#### What to produce:
Using the data below, copy every line that contains the word "eller".

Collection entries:
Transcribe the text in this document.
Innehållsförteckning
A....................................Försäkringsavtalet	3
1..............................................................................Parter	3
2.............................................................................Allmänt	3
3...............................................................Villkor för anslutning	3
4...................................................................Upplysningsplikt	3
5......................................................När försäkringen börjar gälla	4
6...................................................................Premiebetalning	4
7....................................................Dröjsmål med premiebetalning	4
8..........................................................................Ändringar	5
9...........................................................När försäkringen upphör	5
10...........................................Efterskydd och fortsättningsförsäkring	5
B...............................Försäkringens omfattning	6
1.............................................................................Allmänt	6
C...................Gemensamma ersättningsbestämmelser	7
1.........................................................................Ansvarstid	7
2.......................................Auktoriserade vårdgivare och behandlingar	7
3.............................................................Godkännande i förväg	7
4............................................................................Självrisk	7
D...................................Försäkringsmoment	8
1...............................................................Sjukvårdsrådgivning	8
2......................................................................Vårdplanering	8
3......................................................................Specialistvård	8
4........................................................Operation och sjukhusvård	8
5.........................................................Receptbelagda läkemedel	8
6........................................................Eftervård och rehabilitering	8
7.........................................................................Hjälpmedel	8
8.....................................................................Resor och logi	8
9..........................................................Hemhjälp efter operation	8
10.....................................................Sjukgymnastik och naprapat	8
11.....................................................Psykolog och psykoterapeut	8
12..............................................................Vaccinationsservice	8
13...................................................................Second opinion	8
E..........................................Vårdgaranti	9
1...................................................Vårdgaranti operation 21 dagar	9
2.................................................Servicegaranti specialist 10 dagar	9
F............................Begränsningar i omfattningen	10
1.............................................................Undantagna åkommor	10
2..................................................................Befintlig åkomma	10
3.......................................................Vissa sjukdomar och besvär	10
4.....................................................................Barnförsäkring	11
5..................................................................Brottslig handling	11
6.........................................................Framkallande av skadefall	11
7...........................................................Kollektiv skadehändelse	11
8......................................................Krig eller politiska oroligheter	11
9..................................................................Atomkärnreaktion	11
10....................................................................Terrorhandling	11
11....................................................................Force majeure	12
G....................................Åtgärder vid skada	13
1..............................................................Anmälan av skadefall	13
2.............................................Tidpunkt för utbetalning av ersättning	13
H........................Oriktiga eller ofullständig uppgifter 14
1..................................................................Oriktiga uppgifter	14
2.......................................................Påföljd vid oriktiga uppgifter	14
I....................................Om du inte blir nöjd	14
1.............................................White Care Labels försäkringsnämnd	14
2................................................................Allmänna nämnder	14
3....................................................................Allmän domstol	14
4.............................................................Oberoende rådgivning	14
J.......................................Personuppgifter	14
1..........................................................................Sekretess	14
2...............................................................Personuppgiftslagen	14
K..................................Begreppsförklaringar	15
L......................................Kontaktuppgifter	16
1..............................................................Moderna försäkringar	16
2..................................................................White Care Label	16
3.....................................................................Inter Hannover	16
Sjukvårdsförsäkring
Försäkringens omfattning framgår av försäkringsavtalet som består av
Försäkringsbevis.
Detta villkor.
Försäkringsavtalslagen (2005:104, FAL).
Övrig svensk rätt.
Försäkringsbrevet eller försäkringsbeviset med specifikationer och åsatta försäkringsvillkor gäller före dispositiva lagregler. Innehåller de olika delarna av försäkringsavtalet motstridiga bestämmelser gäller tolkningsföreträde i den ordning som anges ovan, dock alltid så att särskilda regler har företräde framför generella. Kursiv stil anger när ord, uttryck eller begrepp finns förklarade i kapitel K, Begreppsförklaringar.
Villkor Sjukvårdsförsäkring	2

#### Solution:
8......................................................Krig eller politiska oroligheter	11
H........................Oriktiga eller ofullständig uppgifter 14
Försäkringsbrevet eller försäkringsbeviset med specifikationer och åsatta försäkringsvillkor gäller före dispositiva lagregler. Innehåller de olika delarna av försäkringsavtalet motstridiga bestämmelser gäller tolkningsföreträde i den ordning som anges ovan, dock alltid så att särskilda regler har företräde framför generella. Kursiv stil anger när ord, uttryck eller begrepp finns förklarade i kapitel K, Begreppsförklaringar.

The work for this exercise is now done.